_GIVEN PROBLEM_
Find the line that contains "Transcribe this image's". Output it and every line after it to the end of the records, exactly as they appear.

_ENTRIES SHOWN_

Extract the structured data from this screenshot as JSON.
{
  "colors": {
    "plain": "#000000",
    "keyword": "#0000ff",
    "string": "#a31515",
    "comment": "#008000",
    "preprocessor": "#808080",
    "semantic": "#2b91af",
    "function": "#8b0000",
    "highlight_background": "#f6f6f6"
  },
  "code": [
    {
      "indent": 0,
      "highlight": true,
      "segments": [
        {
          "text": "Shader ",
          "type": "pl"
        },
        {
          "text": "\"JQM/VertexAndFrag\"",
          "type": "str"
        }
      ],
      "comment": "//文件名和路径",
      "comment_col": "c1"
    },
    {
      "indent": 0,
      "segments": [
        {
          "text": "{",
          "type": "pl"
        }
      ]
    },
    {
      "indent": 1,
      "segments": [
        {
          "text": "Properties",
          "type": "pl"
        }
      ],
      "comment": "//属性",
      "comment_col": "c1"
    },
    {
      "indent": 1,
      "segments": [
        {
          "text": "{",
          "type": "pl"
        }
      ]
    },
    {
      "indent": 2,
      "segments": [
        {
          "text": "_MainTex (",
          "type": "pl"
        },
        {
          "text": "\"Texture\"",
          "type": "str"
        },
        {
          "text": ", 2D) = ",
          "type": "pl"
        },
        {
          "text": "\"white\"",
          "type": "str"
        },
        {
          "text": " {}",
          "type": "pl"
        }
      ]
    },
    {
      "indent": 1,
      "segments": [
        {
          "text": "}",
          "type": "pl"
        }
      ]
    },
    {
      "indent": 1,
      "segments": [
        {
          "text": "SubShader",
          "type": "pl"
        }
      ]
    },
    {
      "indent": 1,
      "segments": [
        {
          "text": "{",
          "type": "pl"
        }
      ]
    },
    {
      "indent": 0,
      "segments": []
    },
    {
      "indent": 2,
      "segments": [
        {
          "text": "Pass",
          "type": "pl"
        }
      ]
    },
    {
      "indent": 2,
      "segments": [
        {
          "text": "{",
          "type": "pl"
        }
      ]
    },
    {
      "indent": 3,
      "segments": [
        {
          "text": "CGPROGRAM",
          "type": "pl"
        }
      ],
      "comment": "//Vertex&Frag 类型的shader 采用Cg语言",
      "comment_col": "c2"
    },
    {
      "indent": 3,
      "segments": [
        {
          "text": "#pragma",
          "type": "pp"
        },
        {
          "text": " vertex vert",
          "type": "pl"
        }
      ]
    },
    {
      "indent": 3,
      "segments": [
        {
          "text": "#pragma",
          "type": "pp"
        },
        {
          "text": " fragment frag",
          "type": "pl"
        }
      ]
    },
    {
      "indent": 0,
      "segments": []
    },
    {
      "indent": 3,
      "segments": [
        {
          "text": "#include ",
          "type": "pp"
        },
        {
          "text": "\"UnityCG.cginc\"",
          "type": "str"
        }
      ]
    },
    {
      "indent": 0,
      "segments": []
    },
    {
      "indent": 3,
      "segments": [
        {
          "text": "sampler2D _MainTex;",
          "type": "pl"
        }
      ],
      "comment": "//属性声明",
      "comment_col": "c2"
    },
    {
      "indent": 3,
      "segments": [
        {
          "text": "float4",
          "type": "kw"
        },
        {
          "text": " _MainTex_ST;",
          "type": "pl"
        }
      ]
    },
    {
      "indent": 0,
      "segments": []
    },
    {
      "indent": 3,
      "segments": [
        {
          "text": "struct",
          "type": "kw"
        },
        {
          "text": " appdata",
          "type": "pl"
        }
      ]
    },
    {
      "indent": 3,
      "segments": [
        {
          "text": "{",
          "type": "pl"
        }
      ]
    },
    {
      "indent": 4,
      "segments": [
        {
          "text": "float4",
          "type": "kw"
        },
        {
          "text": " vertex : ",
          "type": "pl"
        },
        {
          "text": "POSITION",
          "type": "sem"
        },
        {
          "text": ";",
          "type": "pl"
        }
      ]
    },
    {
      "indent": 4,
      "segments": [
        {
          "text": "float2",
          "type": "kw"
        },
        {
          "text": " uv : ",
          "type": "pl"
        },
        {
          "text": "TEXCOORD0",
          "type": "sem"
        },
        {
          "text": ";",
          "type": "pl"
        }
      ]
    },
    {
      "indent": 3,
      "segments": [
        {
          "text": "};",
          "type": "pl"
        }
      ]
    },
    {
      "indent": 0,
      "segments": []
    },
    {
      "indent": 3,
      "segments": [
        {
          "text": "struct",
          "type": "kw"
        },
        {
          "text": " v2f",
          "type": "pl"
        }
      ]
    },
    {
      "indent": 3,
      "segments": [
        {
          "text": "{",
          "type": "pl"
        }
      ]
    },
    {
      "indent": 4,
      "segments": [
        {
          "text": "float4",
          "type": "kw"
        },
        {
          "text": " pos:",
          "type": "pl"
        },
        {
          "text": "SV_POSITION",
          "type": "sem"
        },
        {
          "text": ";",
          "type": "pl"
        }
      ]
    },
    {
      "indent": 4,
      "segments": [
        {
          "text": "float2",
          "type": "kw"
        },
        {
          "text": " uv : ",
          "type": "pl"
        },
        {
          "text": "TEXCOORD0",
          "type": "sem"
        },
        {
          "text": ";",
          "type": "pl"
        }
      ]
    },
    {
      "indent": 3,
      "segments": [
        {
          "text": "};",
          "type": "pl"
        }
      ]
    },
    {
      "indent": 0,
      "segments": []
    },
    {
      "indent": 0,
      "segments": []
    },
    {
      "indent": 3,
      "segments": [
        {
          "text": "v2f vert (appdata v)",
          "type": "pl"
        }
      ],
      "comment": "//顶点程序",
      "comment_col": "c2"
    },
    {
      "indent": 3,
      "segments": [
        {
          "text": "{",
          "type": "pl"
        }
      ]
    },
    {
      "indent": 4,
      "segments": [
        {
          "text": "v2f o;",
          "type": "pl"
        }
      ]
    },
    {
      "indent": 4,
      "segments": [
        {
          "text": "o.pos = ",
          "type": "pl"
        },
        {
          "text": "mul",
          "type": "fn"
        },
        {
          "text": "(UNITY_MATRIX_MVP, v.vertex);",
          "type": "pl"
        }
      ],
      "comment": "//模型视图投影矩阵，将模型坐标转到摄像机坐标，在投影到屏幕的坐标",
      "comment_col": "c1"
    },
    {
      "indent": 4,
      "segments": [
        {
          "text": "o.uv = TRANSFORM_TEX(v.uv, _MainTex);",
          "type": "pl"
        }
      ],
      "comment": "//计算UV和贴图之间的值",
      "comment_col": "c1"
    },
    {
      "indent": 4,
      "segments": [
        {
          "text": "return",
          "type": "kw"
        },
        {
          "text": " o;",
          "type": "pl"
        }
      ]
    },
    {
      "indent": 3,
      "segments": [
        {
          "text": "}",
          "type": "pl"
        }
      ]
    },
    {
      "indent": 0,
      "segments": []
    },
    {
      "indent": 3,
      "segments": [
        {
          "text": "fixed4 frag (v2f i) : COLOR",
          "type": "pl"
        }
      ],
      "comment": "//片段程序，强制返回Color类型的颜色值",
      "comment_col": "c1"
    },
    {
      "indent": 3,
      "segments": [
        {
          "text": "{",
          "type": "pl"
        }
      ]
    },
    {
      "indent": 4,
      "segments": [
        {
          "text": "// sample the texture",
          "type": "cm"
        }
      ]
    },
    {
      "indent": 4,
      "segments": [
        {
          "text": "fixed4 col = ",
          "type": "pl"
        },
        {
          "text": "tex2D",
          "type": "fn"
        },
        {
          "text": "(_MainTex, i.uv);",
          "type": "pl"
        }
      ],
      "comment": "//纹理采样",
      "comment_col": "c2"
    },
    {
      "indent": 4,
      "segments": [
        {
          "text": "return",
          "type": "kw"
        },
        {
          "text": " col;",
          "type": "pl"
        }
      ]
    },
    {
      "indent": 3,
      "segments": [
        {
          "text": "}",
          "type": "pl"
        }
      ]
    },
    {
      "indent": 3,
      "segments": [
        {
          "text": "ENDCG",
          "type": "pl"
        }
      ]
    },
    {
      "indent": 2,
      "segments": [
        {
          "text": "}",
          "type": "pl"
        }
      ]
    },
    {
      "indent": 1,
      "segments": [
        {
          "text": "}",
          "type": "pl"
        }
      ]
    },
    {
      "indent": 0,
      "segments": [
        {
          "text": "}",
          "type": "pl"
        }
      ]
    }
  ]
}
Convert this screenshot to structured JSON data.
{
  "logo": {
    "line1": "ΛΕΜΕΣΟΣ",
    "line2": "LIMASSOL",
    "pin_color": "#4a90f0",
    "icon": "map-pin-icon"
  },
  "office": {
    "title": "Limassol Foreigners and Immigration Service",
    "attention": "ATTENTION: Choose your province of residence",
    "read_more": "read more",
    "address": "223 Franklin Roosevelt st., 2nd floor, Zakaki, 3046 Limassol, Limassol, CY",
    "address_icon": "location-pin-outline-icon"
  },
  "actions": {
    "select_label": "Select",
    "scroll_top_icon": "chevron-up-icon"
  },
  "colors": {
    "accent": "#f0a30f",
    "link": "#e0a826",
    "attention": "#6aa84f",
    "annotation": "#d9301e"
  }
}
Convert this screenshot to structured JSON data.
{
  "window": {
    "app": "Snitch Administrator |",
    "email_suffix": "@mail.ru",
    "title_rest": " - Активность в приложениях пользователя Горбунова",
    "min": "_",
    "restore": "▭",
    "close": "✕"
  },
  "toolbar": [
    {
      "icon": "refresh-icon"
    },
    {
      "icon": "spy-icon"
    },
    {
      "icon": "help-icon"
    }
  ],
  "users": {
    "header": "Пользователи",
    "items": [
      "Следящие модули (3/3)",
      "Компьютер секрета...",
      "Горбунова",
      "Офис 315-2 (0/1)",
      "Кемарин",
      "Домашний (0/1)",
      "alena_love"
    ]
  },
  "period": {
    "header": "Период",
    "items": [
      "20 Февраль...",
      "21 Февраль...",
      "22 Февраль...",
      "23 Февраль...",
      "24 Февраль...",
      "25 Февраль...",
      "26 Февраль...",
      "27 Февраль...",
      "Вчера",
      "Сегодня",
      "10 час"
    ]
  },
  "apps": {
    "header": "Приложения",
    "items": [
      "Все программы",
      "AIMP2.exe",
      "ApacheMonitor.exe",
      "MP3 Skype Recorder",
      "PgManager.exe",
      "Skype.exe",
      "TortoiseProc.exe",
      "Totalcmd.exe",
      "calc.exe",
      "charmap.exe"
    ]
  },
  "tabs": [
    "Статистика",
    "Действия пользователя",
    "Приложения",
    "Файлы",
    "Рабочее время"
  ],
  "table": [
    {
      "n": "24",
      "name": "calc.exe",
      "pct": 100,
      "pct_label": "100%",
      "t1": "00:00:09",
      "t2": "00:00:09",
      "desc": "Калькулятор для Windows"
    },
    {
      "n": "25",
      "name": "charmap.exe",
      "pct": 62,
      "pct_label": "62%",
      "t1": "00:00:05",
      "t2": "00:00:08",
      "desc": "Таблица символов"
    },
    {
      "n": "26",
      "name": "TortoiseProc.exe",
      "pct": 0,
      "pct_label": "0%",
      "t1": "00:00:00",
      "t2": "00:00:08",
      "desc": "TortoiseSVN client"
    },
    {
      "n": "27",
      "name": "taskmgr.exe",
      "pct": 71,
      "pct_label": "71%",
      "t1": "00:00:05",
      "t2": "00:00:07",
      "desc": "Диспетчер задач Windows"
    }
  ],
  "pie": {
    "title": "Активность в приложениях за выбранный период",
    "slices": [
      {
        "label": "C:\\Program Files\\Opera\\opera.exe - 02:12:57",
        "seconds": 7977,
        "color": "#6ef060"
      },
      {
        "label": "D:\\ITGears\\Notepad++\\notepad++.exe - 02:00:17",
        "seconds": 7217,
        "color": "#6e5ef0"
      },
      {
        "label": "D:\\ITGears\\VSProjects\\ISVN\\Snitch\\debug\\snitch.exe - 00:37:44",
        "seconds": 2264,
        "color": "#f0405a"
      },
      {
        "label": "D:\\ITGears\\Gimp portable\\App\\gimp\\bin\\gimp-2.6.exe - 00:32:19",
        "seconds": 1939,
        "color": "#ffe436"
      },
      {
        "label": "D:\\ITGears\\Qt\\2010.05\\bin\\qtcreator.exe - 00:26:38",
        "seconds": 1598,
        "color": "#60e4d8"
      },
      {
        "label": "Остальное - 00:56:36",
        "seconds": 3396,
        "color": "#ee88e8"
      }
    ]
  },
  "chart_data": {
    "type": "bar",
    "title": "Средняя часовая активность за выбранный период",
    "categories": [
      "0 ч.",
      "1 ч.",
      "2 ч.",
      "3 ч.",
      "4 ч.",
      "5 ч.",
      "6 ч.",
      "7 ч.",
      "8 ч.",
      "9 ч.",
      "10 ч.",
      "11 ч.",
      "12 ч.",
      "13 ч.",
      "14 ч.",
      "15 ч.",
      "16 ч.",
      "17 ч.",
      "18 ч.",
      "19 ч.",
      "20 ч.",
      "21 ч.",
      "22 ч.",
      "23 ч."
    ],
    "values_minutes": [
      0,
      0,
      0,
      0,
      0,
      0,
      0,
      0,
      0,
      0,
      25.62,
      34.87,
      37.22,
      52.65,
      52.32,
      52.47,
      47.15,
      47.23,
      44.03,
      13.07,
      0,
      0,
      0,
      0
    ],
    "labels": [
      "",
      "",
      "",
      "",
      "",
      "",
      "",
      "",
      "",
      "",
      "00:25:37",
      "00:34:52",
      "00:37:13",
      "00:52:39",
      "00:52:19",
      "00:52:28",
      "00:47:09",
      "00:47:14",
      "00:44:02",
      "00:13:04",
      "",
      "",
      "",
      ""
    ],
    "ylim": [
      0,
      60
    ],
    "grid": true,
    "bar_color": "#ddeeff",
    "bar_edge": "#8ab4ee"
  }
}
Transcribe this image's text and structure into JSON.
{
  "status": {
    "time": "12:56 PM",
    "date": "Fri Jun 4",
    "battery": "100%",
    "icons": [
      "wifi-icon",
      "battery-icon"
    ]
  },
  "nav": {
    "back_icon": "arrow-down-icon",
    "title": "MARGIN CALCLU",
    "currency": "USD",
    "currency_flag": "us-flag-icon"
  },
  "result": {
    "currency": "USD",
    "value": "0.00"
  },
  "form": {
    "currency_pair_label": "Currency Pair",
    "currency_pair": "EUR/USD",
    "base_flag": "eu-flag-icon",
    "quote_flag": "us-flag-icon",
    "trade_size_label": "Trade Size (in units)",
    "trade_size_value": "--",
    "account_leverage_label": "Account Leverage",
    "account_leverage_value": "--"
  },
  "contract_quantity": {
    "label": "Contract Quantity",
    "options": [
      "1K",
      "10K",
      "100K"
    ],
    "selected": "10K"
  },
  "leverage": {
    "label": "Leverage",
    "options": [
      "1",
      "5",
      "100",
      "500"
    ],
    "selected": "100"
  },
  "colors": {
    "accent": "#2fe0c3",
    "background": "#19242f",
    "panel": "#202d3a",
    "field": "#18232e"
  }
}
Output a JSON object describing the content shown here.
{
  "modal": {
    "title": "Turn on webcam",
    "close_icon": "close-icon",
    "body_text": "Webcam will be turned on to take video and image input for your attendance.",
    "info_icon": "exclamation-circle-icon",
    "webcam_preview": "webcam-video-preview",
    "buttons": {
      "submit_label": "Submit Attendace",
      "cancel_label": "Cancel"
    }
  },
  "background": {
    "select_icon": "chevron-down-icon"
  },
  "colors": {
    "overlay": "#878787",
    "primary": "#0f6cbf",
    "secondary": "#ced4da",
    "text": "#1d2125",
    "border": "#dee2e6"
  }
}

_SOLUTION TO THE PROBLEM_
Transcribe this image's text and structure into JSON.
{
  "status": {
    "time": "12:56 PM",
    "date": "Fri Jun 4",
    "battery": "100%",
    "icons": [
      "wifi-icon",
      "battery-icon"
    ]
  },
  "nav": {
    "back_icon": "arrow-down-icon",
    "title": "MARGIN CALCLU",
    "currency": "USD",
    "currency_flag": "us-flag-icon"
  },
  "result": {
    "currency": "USD",
    "value": "0.00"
  },
  "form": {
    "currency_pair_label": "Currency Pair",
    "currency_pair": "EUR/USD",
    "base_flag": "eu-flag-icon",
    "quote_flag": "us-flag-icon",
    "trade_size_label": "Trade Size (in units)",
    "trade_size_value": "--",
    "account_leverage_label": "Account Leverage",
    "account_leverage_value": "--"
  },
  "contract_quantity": {
    "label": "Contract Quantity",
    "options": [
      "1K",
      "10K",
      "100K"
    ],
    "selected": "10K"
  },
  "leverage": {
    "label": "Leverage",
    "options": [
      "1",
      "5",
      "100",
      "500"
    ],
    "selected": "100"
  },
  "colors": {
    "accent": "#2fe0c3",
    "background": "#19242f",
    "panel": "#202d3a",
    "field": "#18232e"
  }
}
Output a JSON object describing the content shown here.
{
  "modal": {
    "title": "Turn on webcam",
    "close_icon": "close-icon",
    "body_text": "Webcam will be turned on to take video and image input for your attendance.",
    "info_icon": "exclamation-circle-icon",
    "webcam_preview": "webcam-video-preview",
    "buttons": {
      "submit_label": "Submit Attendace",
      "cancel_label": "Cancel"
    }
  },
  "background": {
    "select_icon": "chevron-down-icon"
  },
  "colors": {
    "overlay": "#878787",
    "primary": "#0f6cbf",
    "secondary": "#ced4da",
    "text": "#1d2125",
    "border": "#dee2e6"
  }
}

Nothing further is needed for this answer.